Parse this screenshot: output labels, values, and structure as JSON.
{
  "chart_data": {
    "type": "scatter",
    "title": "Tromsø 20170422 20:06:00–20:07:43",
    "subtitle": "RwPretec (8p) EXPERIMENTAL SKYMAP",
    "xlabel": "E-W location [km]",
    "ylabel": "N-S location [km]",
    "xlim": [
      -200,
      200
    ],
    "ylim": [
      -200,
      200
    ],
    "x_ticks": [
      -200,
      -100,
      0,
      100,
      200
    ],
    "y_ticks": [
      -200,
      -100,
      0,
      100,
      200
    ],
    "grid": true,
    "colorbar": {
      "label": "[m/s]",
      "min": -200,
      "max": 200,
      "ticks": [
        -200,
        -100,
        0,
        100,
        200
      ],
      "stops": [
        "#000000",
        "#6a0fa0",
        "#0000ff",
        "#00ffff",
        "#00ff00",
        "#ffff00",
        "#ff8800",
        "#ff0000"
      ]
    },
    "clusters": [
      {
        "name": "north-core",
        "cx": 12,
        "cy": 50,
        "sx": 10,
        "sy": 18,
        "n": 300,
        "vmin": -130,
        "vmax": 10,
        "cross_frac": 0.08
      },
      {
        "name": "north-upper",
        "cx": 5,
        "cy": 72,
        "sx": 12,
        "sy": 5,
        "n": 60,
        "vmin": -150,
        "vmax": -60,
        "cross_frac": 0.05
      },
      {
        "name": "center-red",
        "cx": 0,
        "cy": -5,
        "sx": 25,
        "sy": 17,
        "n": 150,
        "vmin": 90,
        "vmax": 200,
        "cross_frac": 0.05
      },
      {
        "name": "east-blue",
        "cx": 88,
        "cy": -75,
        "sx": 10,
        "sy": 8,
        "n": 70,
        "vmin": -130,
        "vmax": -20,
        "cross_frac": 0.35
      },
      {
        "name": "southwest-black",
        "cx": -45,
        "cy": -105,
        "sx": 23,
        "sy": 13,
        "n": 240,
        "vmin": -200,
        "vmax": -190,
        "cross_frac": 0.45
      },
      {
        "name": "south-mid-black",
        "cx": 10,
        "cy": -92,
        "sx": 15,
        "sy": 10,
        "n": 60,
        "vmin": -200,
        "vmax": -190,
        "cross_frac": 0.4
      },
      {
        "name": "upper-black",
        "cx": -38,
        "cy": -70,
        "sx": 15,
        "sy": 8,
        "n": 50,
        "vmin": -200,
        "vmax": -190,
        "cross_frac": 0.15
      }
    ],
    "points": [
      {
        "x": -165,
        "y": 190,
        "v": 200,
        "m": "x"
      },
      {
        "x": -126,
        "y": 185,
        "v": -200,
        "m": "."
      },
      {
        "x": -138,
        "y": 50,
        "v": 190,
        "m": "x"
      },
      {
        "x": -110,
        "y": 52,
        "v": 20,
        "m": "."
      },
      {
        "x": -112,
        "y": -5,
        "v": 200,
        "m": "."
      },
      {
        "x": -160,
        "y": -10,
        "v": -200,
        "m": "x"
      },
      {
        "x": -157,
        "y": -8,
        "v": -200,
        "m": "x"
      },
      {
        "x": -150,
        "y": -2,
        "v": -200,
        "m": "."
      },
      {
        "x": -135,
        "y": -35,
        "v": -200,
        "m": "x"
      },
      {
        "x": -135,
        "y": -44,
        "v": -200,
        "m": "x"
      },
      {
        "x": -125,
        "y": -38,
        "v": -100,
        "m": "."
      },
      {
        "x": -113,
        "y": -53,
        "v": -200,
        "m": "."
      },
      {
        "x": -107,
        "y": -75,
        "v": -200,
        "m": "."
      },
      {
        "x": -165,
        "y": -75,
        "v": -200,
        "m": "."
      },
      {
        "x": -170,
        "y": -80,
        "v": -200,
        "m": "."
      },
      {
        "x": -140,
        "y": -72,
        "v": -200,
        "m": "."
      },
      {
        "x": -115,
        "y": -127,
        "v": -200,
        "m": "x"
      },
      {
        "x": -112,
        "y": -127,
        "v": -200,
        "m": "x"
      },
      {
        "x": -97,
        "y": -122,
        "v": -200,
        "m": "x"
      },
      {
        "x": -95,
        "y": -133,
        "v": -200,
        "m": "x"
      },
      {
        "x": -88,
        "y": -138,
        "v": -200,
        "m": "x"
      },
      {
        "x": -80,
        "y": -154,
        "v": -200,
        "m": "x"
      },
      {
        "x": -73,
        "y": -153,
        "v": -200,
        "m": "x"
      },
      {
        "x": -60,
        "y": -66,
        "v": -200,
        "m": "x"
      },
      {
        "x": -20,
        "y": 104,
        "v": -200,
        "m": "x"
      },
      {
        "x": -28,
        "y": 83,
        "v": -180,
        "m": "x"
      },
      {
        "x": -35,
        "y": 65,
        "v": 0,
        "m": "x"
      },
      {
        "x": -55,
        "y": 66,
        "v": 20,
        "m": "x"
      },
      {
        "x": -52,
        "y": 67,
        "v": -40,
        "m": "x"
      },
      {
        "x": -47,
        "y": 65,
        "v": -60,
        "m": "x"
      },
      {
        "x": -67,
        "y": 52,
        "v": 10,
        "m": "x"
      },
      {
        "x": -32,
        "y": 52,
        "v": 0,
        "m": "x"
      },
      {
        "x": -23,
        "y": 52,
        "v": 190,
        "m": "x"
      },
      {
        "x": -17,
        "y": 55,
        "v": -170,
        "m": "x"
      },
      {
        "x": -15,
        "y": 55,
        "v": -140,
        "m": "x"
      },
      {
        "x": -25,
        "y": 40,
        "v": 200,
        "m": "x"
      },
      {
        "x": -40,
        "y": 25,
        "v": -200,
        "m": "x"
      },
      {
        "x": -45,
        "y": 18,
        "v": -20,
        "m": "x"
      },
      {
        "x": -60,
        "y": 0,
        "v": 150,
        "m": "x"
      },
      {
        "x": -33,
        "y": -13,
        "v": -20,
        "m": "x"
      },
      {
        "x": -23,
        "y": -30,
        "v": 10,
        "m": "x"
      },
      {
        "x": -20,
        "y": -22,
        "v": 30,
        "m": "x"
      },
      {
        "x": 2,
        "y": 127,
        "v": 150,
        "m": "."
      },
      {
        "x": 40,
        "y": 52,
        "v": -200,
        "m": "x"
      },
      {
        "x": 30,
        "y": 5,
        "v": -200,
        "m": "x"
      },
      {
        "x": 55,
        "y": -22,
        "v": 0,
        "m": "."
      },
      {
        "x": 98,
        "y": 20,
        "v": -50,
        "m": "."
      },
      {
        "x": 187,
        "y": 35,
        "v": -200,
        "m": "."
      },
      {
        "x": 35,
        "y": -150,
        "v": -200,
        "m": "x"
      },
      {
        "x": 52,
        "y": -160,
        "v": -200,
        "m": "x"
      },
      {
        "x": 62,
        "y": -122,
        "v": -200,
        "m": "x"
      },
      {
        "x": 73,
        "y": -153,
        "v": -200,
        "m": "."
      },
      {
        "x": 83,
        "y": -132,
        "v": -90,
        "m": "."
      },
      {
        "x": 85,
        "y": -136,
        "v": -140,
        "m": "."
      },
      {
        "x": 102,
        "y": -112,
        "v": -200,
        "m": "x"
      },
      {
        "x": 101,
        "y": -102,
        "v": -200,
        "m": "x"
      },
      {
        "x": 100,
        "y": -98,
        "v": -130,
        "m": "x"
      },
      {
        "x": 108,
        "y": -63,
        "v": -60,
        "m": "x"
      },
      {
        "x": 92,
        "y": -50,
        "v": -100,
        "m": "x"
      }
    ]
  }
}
* * * * * * *
### Exercise prompt
Above are some records; repeat all of them exactly.

### Result of the task
Parse this screenshot: output labels, values, and structure as JSON.
{
  "chart_data": {
    "type": "scatter",
    "title": "Tromsø 20170422 20:06:00–20:07:43",
    "subtitle": "RwPretec (8p) EXPERIMENTAL SKYMAP",
    "xlabel": "E-W location [km]",
    "ylabel": "N-S location [km]",
    "xlim": [
      -200,
      200
    ],
    "ylim": [
      -200,
      200
    ],
    "x_ticks": [
      -200,
      -100,
      0,
      100,
      200
    ],
    "y_ticks": [
      -200,
      -100,
      0,
      100,
      200
    ],
    "grid": true,
    "colorbar": {
      "label": "[m/s]",
      "min": -200,
      "max": 200,
      "ticks": [
        -200,
        -100,
        0,
        100,
        200
      ],
      "stops": [
        "#000000",
        "#6a0fa0",
        "#0000ff",
        "#00ffff",
        "#00ff00",
        "#ffff00",
        "#ff8800",
        "#ff0000"
      ]
    },
    "clusters": [
      {
        "name": "north-core",
        "cx": 12,
        "cy": 50,
        "sx": 10,
        "sy": 18,
        "n": 300,
        "vmin": -130,
        "vmax": 10,
        "cross_frac": 0.08
      },
      {
        "name": "north-upper",
        "cx": 5,
        "cy": 72,
        "sx": 12,
        "sy": 5,
        "n": 60,
        "vmin": -150,
        "vmax": -60,
        "cross_frac": 0.05
      },
      {
        "name": "center-red",
        "cx": 0,
        "cy": -5,
        "sx": 25,
        "sy": 17,
        "n": 150,
        "vmin": 90,
        "vmax": 200,
        "cross_frac": 0.05
      },
      {
        "name": "east-blue",
        "cx": 88,
        "cy": -75,
        "sx": 10,
        "sy": 8,
        "n": 70,
        "vmin": -130,
        "vmax": -20,
        "cross_frac": 0.35
      },
      {
        "name": "southwest-black",
        "cx": -45,
        "cy": -105,
        "sx": 23,
        "sy": 13,
        "n": 240,
        "vmin": -200,
        "vmax": -190,
        "cross_frac": 0.45
      },
      {
        "name": "south-mid-black",
        "cx": 10,
        "cy": -92,
        "sx": 15,
        "sy": 10,
        "n": 60,
        "vmin": -200,
        "vmax": -190,
        "cross_frac": 0.4
      },
      {
        "name": "upper-black",
        "cx": -38,
        "cy": -70,
        "sx": 15,
        "sy": 8,
        "n": 50,
        "vmin": -200,
        "vmax": -190,
        "cross_frac": 0.15
      }
    ],
    "points": [
      {
        "x": -165,
        "y": 190,
        "v": 200,
        "m": "x"
      },
      {
        "x": -126,
        "y": 185,
        "v": -200,
        "m": "."
      },
      {
        "x": -138,
        "y": 50,
        "v": 190,
        "m": "x"
      },
      {
        "x": -110,
        "y": 52,
        "v": 20,
        "m": "."
      },
      {
        "x": -112,
        "y": -5,
        "v": 200,
        "m": "."
      },
      {
        "x": -160,
        "y": -10,
        "v": -200,
        "m": "x"
      },
      {
        "x": -157,
        "y": -8,
        "v": -200,
        "m": "x"
      },
      {
        "x": -150,
        "y": -2,
        "v": -200,
        "m": "."
      },
      {
        "x": -135,
        "y": -35,
        "v": -200,
        "m": "x"
      },
      {
        "x": -135,
        "y": -44,
        "v": -200,
        "m": "x"
      },
      {
        "x": -125,
        "y": -38,
        "v": -100,
        "m": "."
      },
      {
        "x": -113,
        "y": -53,
        "v": -200,
        "m": "."
      },
      {
        "x": -107,
        "y": -75,
        "v": -200,
        "m": "."
      },
      {
        "x": -165,
        "y": -75,
        "v": -200,
        "m": "."
      },
      {
        "x": -170,
        "y": -80,
        "v": -200,
        "m": "."
      },
      {
        "x": -140,
        "y": -72,
        "v": -200,
        "m": "."
      },
      {
        "x": -115,
        "y": -127,
        "v": -200,
        "m": "x"
      },
      {
        "x": -112,
        "y": -127,
        "v": -200,
        "m": "x"
      },
      {
        "x": -97,
        "y": -122,
        "v": -200,
        "m": "x"
      },
      {
        "x": -95,
        "y": -133,
        "v": -200,
        "m": "x"
      },
      {
        "x": -88,
        "y": -138,
        "v": -200,
        "m": "x"
      },
      {
        "x": -80,
        "y": -154,
        "v": -200,
        "m": "x"
      },
      {
        "x": -73,
        "y": -153,
        "v": -200,
        "m": "x"
      },
      {
        "x": -60,
        "y": -66,
        "v": -200,
        "m": "x"
      },
      {
        "x": -20,
        "y": 104,
        "v": -200,
        "m": "x"
      },
      {
        "x": -28,
        "y": 83,
        "v": -180,
        "m": "x"
      },
      {
        "x": -35,
        "y": 65,
        "v": 0,
        "m": "x"
      },
      {
        "x": -55,
        "y": 66,
        "v": 20,
        "m": "x"
      },
      {
        "x": -52,
        "y": 67,
        "v": -40,
        "m": "x"
      },
      {
        "x": -47,
        "y": 65,
        "v": -60,
        "m": "x"
      },
      {
        "x": -67,
        "y": 52,
        "v": 10,
        "m": "x"
      },
      {
        "x": -32,
        "y": 52,
        "v": 0,
        "m": "x"
      },
      {
        "x": -23,
        "y": 52,
        "v": 190,
        "m": "x"
      },
      {
        "x": -17,
        "y": 55,
        "v": -170,
        "m": "x"
      },
      {
        "x": -15,
        "y": 55,
        "v": -140,
        "m": "x"
      },
      {
        "x": -25,
        "y": 40,
        "v": 200,
        "m": "x"
      },
      {
        "x": -40,
        "y": 25,
        "v": -200,
        "m": "x"
      },
      {
        "x": -45,
        "y": 18,
        "v": -20,
        "m": "x"
      },
      {
        "x": -60,
        "y": 0,
        "v": 150,
        "m": "x"
      },
      {
        "x": -33,
        "y": -13,
        "v": -20,
        "m": "x"
      },
      {
        "x": -23,
        "y": -30,
        "v": 10,
        "m": "x"
      },
      {
        "x": -20,
        "y": -22,
        "v": 30,
        "m": "x"
      },
      {
        "x": 2,
        "y": 127,
        "v": 150,
        "m": "."
      },
      {
        "x": 40,
        "y": 52,
        "v": -200,
        "m": "x"
      },
      {
        "x": 30,
        "y": 5,
        "v": -200,
        "m": "x"
      },
      {
        "x": 55,
        "y": -22,
        "v": 0,
        "m": "."
      },
      {
        "x": 98,
        "y": 20,
        "v": -50,
        "m": "."
      },
      {
        "x": 187,
        "y": 35,
        "v": -200,
        "m": "."
      },
      {
        "x": 35,
        "y": -150,
        "v": -200,
        "m": "x"
      },
      {
        "x": 52,
        "y": -160,
        "v": -200,
        "m": "x"
      },
      {
        "x": 62,
        "y": -122,
        "v": -200,
        "m": "x"
      },
      {
        "x": 73,
        "y": -153,
        "v": -200,
        "m": "."
      },
      {
        "x": 83,
        "y": -132,
        "v": -90,
        "m": "."
      },
      {
        "x": 85,
        "y": -136,
        "v": -140,
        "m": "."
      },
      {
        "x": 102,
        "y": -112,
        "v": -200,
        "m": "x"
      },
      {
        "x": 101,
        "y": -102,
        "v": -200,
        "m": "x"
      },
      {
        "x": 100,
        "y": -98,
        "v": -130,
        "m": "x"
      },
      {
        "x": 108,
        "y": -63,
        "v": -60,
        "m": "x"
      },
      {
        "x": 92,
        "y": -50,
        "v": -100,
        "m": "x"
      }
    ]
  }
}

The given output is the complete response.